MATERIAL TO PROCESS =>
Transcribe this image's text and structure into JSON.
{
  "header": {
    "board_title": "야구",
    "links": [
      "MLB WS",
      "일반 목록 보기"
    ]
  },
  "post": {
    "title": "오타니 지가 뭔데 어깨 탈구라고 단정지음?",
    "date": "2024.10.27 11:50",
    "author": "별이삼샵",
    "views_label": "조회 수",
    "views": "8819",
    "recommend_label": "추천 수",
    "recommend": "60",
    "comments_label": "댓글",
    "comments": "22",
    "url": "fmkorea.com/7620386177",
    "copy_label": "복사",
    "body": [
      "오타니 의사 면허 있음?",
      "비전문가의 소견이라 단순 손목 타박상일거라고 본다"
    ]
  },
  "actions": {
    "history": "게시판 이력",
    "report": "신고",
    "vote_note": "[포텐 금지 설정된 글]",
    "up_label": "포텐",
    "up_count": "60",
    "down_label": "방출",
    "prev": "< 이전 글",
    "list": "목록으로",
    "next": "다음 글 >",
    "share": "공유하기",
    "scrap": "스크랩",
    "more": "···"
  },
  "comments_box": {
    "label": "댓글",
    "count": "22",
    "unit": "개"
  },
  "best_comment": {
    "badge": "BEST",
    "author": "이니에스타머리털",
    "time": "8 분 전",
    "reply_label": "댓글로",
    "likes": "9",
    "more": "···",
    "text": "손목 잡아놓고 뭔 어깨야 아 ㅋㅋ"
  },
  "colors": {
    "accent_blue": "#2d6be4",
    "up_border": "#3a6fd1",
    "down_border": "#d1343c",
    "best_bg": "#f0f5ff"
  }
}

==

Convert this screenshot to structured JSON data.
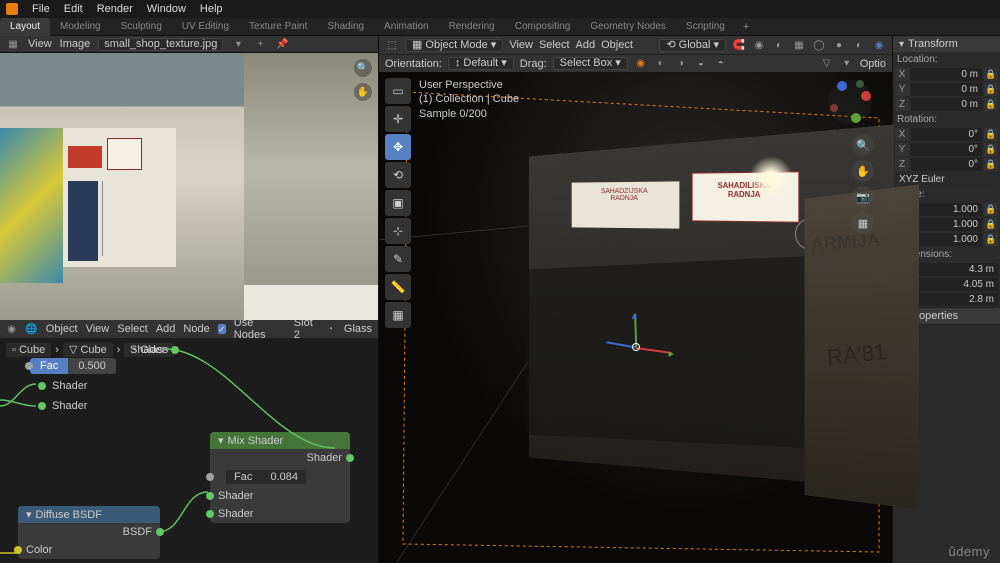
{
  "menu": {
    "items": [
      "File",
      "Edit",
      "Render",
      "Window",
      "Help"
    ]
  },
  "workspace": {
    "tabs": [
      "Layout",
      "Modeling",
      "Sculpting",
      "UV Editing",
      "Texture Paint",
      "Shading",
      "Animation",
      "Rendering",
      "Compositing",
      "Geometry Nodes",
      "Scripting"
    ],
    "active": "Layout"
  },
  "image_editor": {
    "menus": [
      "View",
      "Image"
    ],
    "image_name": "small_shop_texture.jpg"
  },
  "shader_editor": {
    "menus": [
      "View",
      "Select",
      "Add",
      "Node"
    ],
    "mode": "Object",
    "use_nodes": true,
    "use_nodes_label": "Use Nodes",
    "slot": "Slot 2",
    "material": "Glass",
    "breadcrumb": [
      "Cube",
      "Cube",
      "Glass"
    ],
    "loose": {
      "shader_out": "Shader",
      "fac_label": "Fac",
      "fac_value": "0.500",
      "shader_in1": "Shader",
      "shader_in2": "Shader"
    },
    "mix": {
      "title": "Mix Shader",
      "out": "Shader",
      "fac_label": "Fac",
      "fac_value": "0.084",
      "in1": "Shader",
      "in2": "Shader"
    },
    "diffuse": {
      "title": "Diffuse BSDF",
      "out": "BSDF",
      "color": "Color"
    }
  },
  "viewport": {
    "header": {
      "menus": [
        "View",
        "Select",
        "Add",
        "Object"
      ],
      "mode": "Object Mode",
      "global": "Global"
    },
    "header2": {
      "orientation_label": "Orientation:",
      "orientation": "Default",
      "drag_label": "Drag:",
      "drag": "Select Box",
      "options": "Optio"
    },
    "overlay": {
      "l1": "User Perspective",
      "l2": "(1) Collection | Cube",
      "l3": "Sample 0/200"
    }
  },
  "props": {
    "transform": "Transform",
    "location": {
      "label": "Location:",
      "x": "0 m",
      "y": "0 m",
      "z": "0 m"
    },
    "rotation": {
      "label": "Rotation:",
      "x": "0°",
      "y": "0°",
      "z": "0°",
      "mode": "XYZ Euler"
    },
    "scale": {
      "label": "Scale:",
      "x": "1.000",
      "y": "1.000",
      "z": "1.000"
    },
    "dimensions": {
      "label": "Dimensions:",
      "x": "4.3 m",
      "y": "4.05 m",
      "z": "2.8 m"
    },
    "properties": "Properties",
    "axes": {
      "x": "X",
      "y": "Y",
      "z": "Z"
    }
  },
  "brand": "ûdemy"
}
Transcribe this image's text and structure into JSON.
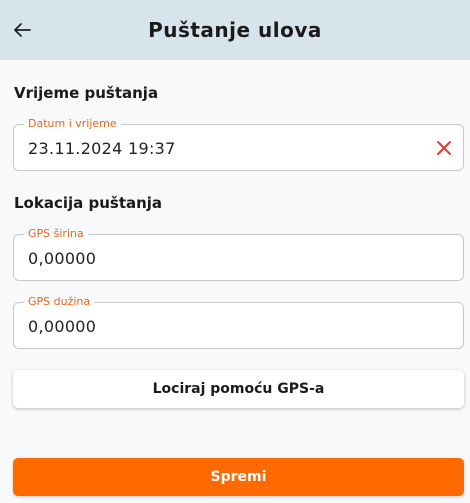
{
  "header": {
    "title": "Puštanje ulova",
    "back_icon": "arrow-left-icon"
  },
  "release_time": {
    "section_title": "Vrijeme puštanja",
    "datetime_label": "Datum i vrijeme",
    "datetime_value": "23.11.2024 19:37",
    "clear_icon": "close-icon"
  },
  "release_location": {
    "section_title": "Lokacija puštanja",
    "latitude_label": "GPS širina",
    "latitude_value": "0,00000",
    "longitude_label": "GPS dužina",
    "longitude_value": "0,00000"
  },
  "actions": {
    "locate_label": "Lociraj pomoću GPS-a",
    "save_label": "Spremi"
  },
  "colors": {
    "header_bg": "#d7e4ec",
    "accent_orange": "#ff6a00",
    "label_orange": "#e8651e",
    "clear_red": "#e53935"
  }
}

---

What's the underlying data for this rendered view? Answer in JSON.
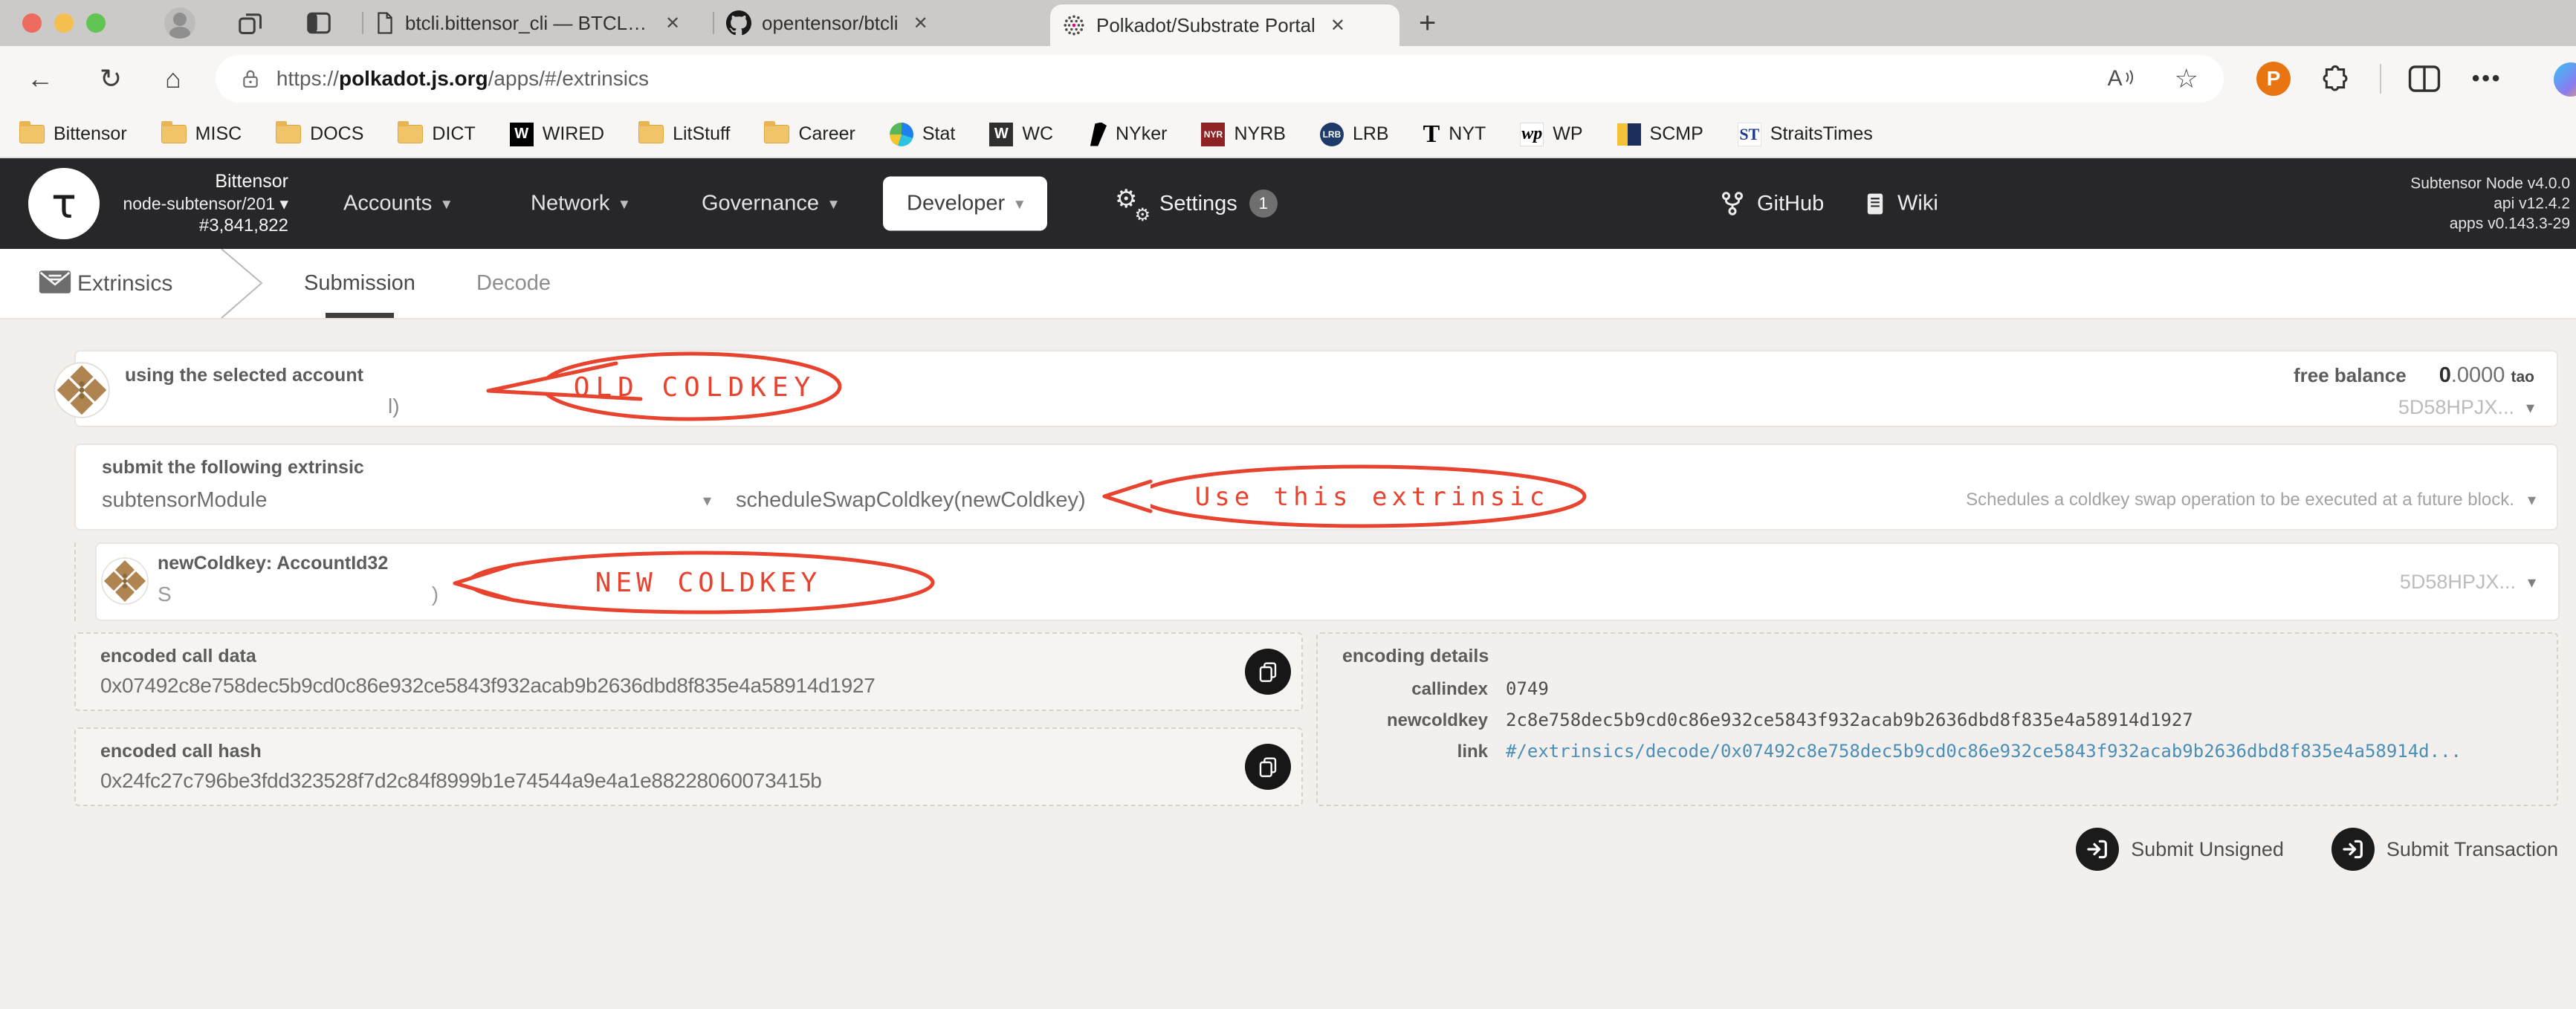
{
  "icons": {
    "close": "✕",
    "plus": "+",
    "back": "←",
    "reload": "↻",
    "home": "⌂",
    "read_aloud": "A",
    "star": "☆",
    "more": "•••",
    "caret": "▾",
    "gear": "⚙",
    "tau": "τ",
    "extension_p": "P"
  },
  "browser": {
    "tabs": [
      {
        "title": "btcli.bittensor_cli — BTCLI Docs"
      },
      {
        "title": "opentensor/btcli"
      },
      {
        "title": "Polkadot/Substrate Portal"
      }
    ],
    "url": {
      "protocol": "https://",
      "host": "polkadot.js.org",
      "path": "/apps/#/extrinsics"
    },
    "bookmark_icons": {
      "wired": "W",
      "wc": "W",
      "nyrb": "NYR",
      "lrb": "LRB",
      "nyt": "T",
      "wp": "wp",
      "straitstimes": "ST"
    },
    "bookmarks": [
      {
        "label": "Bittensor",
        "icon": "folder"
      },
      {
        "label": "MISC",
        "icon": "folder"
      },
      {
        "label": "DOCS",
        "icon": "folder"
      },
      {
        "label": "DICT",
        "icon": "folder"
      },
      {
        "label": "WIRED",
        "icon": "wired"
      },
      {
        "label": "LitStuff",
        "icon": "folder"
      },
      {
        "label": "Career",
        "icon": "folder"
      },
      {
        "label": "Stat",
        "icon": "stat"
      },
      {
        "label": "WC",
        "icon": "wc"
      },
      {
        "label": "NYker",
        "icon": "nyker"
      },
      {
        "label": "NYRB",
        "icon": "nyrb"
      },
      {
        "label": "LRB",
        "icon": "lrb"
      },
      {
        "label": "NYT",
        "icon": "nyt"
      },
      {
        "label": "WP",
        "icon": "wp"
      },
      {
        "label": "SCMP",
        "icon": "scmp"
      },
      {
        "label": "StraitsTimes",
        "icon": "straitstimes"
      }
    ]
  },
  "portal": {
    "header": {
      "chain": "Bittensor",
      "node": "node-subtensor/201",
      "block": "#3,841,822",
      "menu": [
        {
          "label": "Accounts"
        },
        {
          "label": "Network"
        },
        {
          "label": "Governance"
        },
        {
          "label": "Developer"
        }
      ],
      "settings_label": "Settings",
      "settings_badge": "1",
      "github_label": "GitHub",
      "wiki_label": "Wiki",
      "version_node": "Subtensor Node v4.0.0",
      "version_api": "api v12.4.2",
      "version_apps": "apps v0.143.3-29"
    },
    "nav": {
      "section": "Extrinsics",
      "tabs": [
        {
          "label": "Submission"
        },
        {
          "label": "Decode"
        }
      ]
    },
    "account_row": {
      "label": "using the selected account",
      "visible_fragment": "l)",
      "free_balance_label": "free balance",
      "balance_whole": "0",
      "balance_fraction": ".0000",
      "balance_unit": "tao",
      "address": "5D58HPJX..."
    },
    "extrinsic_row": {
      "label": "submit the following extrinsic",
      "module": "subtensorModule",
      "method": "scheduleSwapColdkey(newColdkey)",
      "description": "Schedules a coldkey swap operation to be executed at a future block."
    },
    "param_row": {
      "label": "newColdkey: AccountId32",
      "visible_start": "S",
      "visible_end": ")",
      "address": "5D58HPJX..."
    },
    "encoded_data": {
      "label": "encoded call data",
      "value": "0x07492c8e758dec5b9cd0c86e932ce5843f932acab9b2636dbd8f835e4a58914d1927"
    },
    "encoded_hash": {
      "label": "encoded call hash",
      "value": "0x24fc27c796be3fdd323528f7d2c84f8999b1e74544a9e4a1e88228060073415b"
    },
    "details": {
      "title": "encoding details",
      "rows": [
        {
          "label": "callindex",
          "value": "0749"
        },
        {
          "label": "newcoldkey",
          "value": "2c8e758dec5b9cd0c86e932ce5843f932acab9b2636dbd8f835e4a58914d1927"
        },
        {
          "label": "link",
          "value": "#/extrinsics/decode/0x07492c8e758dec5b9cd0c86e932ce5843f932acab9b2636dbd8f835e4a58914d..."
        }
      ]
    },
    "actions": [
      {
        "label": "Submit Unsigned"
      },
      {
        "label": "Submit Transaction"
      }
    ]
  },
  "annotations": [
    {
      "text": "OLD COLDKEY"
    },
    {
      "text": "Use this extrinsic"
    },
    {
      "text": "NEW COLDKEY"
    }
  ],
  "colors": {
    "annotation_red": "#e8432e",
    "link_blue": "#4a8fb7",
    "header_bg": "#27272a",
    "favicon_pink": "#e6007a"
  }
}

DO THIS =>
Copy every line in the records above that contains the word "JSON".

TASK ANSWER =>
Transcribe this image's text and structure into JSON.
Convert this screenshot to structured JSON data.
Transcribe this image's text and structure into JSON.
What's the underlying data for this rendered view? Answer in JSON.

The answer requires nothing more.